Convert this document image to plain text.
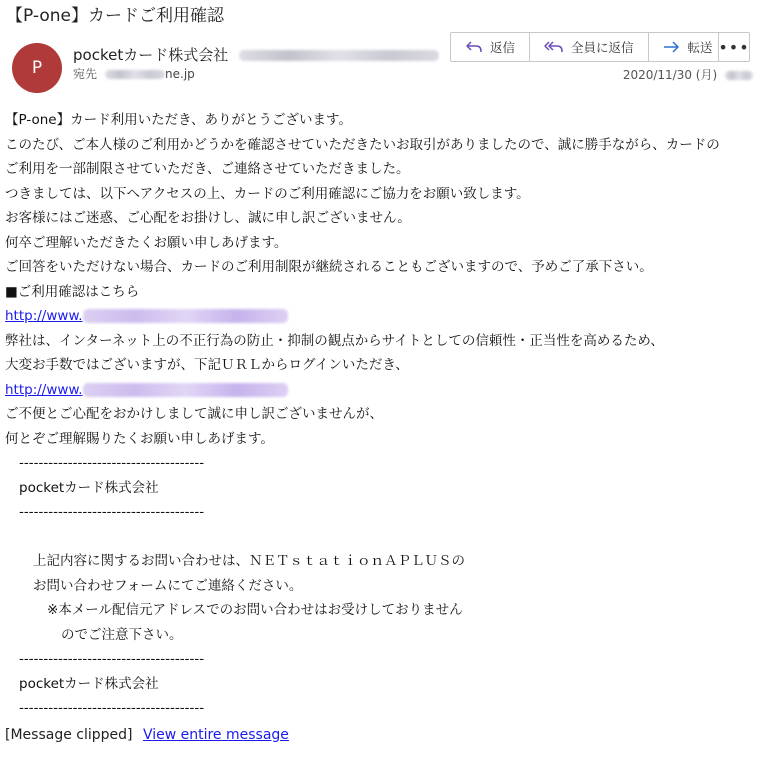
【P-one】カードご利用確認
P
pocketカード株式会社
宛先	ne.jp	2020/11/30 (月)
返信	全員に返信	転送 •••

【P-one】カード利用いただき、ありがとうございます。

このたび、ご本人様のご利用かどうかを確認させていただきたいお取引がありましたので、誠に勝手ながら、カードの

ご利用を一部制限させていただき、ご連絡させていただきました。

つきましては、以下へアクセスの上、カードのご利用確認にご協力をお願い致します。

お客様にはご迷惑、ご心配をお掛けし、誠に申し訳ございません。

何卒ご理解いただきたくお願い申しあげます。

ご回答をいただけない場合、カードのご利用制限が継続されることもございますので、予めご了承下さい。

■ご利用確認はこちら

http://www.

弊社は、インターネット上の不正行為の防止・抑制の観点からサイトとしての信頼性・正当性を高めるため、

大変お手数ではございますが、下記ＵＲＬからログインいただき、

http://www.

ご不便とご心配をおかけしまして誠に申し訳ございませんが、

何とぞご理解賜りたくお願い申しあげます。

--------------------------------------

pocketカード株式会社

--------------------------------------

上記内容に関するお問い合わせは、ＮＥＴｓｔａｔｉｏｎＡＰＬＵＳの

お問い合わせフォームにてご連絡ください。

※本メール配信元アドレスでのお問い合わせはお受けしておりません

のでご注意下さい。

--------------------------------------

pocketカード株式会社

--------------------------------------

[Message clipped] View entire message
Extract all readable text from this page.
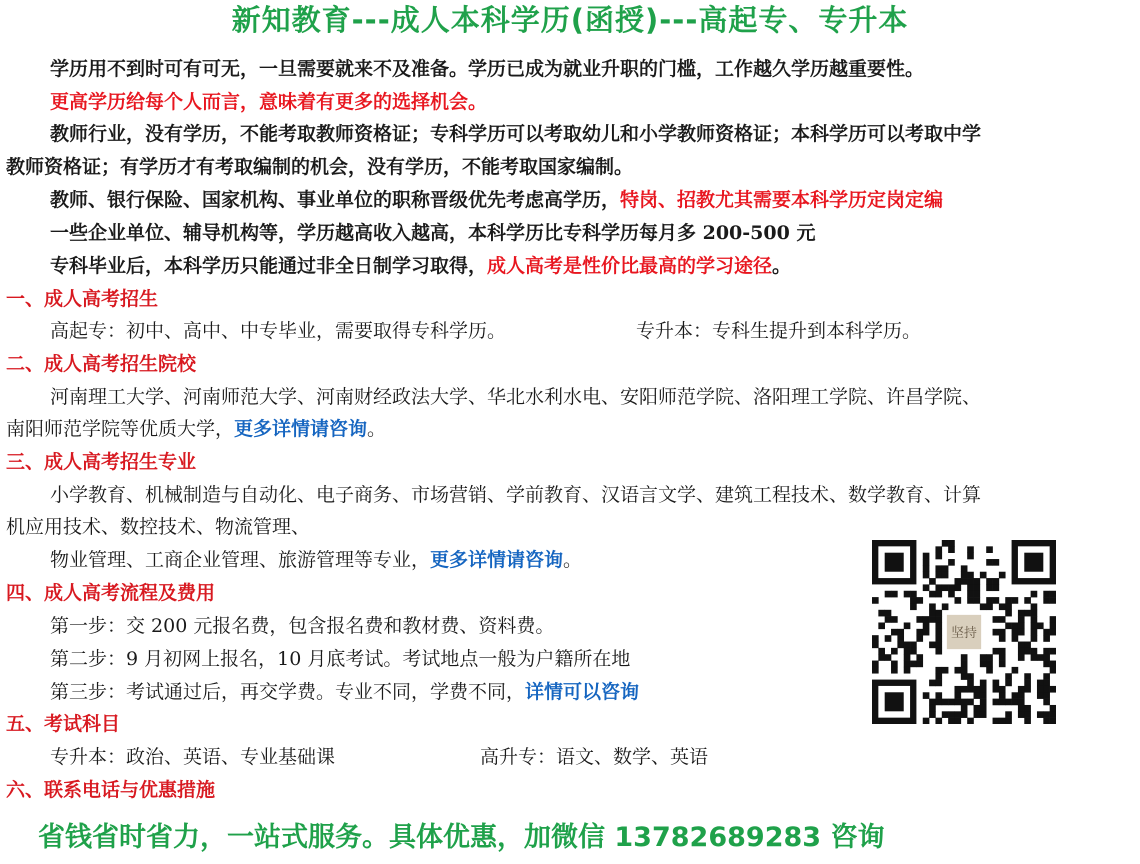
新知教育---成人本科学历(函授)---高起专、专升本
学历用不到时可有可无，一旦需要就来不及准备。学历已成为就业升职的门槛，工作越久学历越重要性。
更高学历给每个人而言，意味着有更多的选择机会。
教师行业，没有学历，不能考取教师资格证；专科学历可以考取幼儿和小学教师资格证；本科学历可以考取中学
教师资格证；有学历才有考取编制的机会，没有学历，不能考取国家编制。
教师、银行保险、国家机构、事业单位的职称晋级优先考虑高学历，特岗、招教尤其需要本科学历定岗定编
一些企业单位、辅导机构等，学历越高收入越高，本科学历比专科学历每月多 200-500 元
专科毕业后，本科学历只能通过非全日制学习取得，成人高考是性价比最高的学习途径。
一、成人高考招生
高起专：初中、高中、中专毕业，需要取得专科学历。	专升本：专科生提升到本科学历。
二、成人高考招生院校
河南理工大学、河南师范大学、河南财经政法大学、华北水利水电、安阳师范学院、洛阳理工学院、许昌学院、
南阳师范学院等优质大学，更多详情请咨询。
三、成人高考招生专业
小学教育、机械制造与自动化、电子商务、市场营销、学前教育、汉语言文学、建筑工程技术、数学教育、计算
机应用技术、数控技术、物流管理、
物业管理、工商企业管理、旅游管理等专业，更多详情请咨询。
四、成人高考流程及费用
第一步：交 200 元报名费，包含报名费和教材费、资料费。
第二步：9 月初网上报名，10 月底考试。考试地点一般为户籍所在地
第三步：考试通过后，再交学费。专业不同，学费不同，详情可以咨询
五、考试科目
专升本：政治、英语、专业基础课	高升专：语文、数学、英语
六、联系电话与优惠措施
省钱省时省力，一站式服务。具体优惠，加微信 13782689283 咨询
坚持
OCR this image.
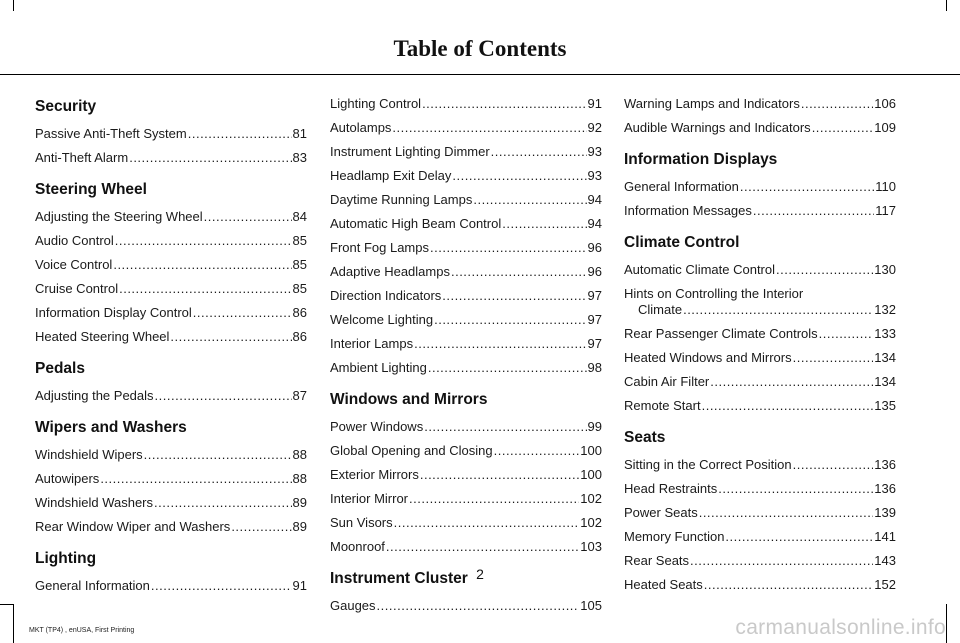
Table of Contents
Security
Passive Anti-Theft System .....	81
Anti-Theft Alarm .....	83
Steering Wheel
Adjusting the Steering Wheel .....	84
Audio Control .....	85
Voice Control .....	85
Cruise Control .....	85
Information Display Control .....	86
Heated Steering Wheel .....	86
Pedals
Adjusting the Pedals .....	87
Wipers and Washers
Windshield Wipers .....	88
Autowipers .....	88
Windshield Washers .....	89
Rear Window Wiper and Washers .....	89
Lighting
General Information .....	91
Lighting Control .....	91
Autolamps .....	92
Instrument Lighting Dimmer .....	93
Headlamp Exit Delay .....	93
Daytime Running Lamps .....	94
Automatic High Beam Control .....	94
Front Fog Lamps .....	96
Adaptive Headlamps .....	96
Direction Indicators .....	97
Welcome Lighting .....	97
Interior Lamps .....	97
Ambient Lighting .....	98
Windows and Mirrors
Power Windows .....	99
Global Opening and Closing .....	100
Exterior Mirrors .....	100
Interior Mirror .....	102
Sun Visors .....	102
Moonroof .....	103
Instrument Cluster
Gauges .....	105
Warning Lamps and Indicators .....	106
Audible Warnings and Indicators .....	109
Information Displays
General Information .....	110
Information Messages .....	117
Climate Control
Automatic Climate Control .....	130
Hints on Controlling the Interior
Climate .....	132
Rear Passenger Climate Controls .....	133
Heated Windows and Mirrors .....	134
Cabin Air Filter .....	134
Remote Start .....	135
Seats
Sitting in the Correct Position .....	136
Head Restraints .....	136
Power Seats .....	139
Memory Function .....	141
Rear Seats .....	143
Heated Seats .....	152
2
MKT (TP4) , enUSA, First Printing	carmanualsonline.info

· · · · · · ·

**INSTRUCTION:** Copy the entries exactly. Leave out the images.

**FINISHED EXERCISE:**
Convert this document image to plain text.
【P-one】カードご利用確認
P
pocketカード株式会社
宛先	ne.jp	2020/11/30 (月)
返信	全員に返信	転送 •••

【P-one】カード利用いただき、ありがとうございます。

このたび、ご本人様のご利用かどうかを確認させていただきたいお取引がありましたので、誠に勝手ながら、カードの

ご利用を一部制限させていただき、ご連絡させていただきました。

つきましては、以下へアクセスの上、カードのご利用確認にご協力をお願い致します。

お客様にはご迷惑、ご心配をお掛けし、誠に申し訳ございません。

何卒ご理解いただきたくお願い申しあげます。

ご回答をいただけない場合、カードのご利用制限が継続されることもございますので、予めご了承下さい。

■ご利用確認はこちら

http://www.

弊社は、インターネット上の不正行為の防止・抑制の観点からサイトとしての信頼性・正当性を高めるため、

大変お手数ではございますが、下記ＵＲＬからログインいただき、

http://www.

ご不便とご心配をおかけしまして誠に申し訳ございませんが、

何とぞご理解賜りたくお願い申しあげます。

--------------------------------------

pocketカード株式会社

--------------------------------------

上記内容に関するお問い合わせは、ＮＥＴｓｔａｔｉｏｎＡＰＬＵＳの

お問い合わせフォームにてご連絡ください。

※本メール配信元アドレスでのお問い合わせはお受けしておりません

のでご注意下さい。

--------------------------------------

pocketカード株式会社

--------------------------------------

[Message clipped] View entire message
Extract all readable text from this page.
新知教育---成人本科学历(函授)---高起专、专升本
学历用不到时可有可无，一旦需要就来不及准备。学历已成为就业升职的门槛，工作越久学历越重要性。
更高学历给每个人而言，意味着有更多的选择机会。
教师行业，没有学历，不能考取教师资格证；专科学历可以考取幼儿和小学教师资格证；本科学历可以考取中学
教师资格证；有学历才有考取编制的机会，没有学历，不能考取国家编制。
教师、银行保险、国家机构、事业单位的职称晋级优先考虑高学历，特岗、招教尤其需要本科学历定岗定编
一些企业单位、辅导机构等，学历越高收入越高，本科学历比专科学历每月多 200-500 元
专科毕业后，本科学历只能通过非全日制学习取得，成人高考是性价比最高的学习途径。
一、成人高考招生
高起专：初中、高中、中专毕业，需要取得专科学历。	专升本：专科生提升到本科学历。
二、成人高考招生院校
河南理工大学、河南师范大学、河南财经政法大学、华北水利水电、安阳师范学院、洛阳理工学院、许昌学院、
南阳师范学院等优质大学，更多详情请咨询。
三、成人高考招生专业
小学教育、机械制造与自动化、电子商务、市场营销、学前教育、汉语言文学、建筑工程技术、数学教育、计算
机应用技术、数控技术、物流管理、
物业管理、工商企业管理、旅游管理等专业，更多详情请咨询。
四、成人高考流程及费用
第一步：交 200 元报名费，包含报名费和教材费、资料费。
第二步：9 月初网上报名，10 月底考试。考试地点一般为户籍所在地
第三步：考试通过后，再交学费。专业不同，学费不同，详情可以咨询
五、考试科目
专升本：政治、英语、专业基础课	高升专：语文、数学、英语
六、联系电话与优惠措施
省钱省时省力，一站式服务。具体优惠，加微信 13782689283 咨询
坚持
OCR this image.
Table of Contents
Security
Passive Anti-Theft System .....	81
Anti-Theft Alarm .....	83
Steering Wheel
Adjusting the Steering Wheel .....	84
Audio Control .....	85
Voice Control .....	85
Cruise Control .....	85
Information Display Control .....	86
Heated Steering Wheel .....	86
Pedals
Adjusting the Pedals .....	87
Wipers and Washers
Windshield Wipers .....	88
Autowipers .....	88
Windshield Washers .....	89
Rear Window Wiper and Washers .....	89
Lighting
General Information .....	91
Lighting Control .....	91
Autolamps .....	92
Instrument Lighting Dimmer .....	93
Headlamp Exit Delay .....	93
Daytime Running Lamps .....	94
Automatic High Beam Control .....	94
Front Fog Lamps .....	96
Adaptive Headlamps .....	96
Direction Indicators .....	97
Welcome Lighting .....	97
Interior Lamps .....	97
Ambient Lighting .....	98
Windows and Mirrors
Power Windows .....	99
Global Opening and Closing .....	100
Exterior Mirrors .....	100
Interior Mirror .....	102
Sun Visors .....	102
Moonroof .....	103
Instrument Cluster
Gauges .....	105
Warning Lamps and Indicators .....	106
Audible Warnings and Indicators .....	109
Information Displays
General Information .....	110
Information Messages .....	117
Climate Control
Automatic Climate Control .....	130
Hints on Controlling the Interior
Climate .....	132
Rear Passenger Climate Controls .....	133
Heated Windows and Mirrors .....	134
Cabin Air Filter .....	134
Remote Start .....	135
Seats
Sitting in the Correct Position .....	136
Head Restraints .....	136
Power Seats .....	139
Memory Function .....	141
Rear Seats .....	143
Heated Seats .....	152
2
MKT (TP4) , enUSA, First Printing	carmanualsonline.info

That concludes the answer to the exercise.